• [Passo citato]
##########
Simbolo dell’importanza della penetrazione della chiesa, è forse Troia, città guelfa per eccellenza. Nel 1093 viene avviata la costruzione del Duomo, ritenuto da molti studiosi come il più bell’esempio di monumento romanico pugliese, che sarà condotto a termine nel XIII secolo, proprio quando gli abitanti di Troia ingaggeranno con Federico II un braccio di ferro, che si concluderà con la distruzione delle mura, e la perdita del primato che Troia aveva avuto fino ad allora sul resto della provincia.
Intanto, attorno all’anno Mille, inizia un movimento di ritorno verso le città abbandonate.
All’inizio del secondo millennio, Lucera e Troia vengono rifondate, mentre l’inarrestabile declino di Arpi porta alla nascita, non molto lontano dal sito della vecchia città romana, di Foggia.
E mentre le città si ripopolano, nel conflitto tra Bizantini e Longobardi comincia a profilarsi una svolta. Nel 1009 Bari si ribella ai bizantini, ma la rivolta viene presto sedata e il suo capo, Melo, è costretto a fuggire e a trovare riparo nel Gargano. Qui, il condottiero barese si incontra con un gruppo di Normanni, venuti in pellegrinaggio a Monte S.Angelo per onorare l’Arcangelo Michele.
Nasce così, all’ombra dell’Arcangelo, un’intesa strategica che avrebbe favorito la calata normanna in Puglia e nella Capitanata. Appoggiato da Papa Benedetto VIII, Melo si ribella nuovamente ai Bizantini che sconfigge a Civita, presso l’attuale S.Paolo Civitate.
##########
• [Istruzione assegnata A] Ribatti senza alcuna modifica la parte del brano sulla Capitanata medievale che va da "Simbolo dell’importanza della" a "resto della provincia.".

Parte di un file di dati
##########
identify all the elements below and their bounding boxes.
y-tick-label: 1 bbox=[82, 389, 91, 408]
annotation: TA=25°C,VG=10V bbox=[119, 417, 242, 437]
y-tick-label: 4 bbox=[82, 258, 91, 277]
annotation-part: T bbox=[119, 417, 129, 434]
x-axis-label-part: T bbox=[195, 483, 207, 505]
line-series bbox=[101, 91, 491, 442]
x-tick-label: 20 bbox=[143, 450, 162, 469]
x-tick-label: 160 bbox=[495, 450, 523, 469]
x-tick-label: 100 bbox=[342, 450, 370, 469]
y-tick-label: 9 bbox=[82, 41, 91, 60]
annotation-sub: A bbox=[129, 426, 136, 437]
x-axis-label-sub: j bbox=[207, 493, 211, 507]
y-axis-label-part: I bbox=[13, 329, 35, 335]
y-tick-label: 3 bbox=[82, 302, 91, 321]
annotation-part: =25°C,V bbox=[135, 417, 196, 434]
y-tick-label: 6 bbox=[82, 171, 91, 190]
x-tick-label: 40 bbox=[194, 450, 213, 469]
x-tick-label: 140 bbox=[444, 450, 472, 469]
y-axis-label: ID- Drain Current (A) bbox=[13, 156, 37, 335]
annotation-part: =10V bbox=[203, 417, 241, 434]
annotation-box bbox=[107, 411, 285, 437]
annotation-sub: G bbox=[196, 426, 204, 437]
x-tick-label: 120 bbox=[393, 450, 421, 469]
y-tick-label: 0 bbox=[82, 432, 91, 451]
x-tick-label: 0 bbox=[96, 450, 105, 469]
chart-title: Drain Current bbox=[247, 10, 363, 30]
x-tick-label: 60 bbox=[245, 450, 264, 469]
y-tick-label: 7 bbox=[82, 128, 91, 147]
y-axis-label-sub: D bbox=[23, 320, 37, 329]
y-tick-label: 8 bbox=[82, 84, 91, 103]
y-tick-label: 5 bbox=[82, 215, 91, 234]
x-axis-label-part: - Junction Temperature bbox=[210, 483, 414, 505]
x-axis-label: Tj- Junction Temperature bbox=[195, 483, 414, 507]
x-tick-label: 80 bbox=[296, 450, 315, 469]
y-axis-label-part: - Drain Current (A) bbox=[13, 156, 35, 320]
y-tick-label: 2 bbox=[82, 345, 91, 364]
##########
• [Istruzione assegnata B] Ripeti tale e quale ogni riga dei record riportati sopra, dalla prima all'ultima.

• [Esito del compito A]
Simbolo dell’importanza della penetrazione della chiesa, è forse Troia, città guelfa per eccellenza. Nel 1093 viene avviata la costruzione del Duomo, ritenuto da molti studiosi come il più bell’esempio di monumento romanico pugliese, che sarà condotto a termine nel XIII secolo, proprio quando gli abitanti di Troia ingaggeranno con Federico II un braccio di ferro, che si concluderà con la distruzione delle mura, e la perdita del primato che Troia aveva avuto fino ad allora sul resto della provincia.

• [Esito del compito B]
identify all the elements below and their bounding boxes.
y-tick-label: 1 bbox=[82, 389, 91, 408]
annotation: TA=25°C,VG=10V bbox=[119, 417, 242, 437]
y-tick-label: 4 bbox=[82, 258, 91, 277]
annotation-part: T bbox=[119, 417, 129, 434]
x-axis-label-part: T bbox=[195, 483, 207, 505]
line-series bbox=[101, 91, 491, 442]
x-tick-label: 20 bbox=[143, 450, 162, 469]
x-tick-label: 160 bbox=[495, 450, 523, 469]
x-tick-label: 100 bbox=[342, 450, 370, 469]
y-tick-label: 9 bbox=[82, 41, 91, 60]
annotation-sub: A bbox=[129, 426, 136, 437]
x-axis-label-sub: j bbox=[207, 493, 211, 507]
y-axis-label-part: I bbox=[13, 329, 35, 335]
y-tick-label: 3 bbox=[82, 302, 91, 321]
annotation-part: =25°C,V bbox=[135, 417, 196, 434]
y-tick-label: 6 bbox=[82, 171, 91, 190]
x-tick-label: 40 bbox=[194, 450, 213, 469]
x-tick-label: 140 bbox=[444, 450, 472, 469]
y-axis-label: ID- Drain Current (A) bbox=[13, 156, 37, 335]
annotation-part: =10V bbox=[203, 417, 241, 434]
annotation-box bbox=[107, 411, 285, 437]
annotation-sub: G bbox=[196, 426, 204, 437]
x-tick-label: 120 bbox=[393, 450, 421, 469]
y-tick-label: 0 bbox=[82, 432, 91, 451]
x-tick-label: 0 bbox=[96, 450, 105, 469]
chart-title: Drain Current bbox=[247, 10, 363, 30]
x-tick-label: 60 bbox=[245, 450, 264, 469]
y-tick-label: 7 bbox=[82, 128, 91, 147]
y-axis-label-sub: D bbox=[23, 320, 37, 329]
y-tick-label: 8 bbox=[82, 84, 91, 103]
y-tick-label: 5 bbox=[82, 215, 91, 234]
x-axis-label-part: - Junction Temperature bbox=[210, 483, 414, 505]
x-axis-label: Tj- Junction Temperature bbox=[195, 483, 414, 507]
x-tick-label: 80 bbox=[296, 450, 315, 469]
y-axis-label-part: - Drain Current (A) bbox=[13, 156, 35, 320]
y-tick-label: 2 bbox=[82, 345, 91, 364]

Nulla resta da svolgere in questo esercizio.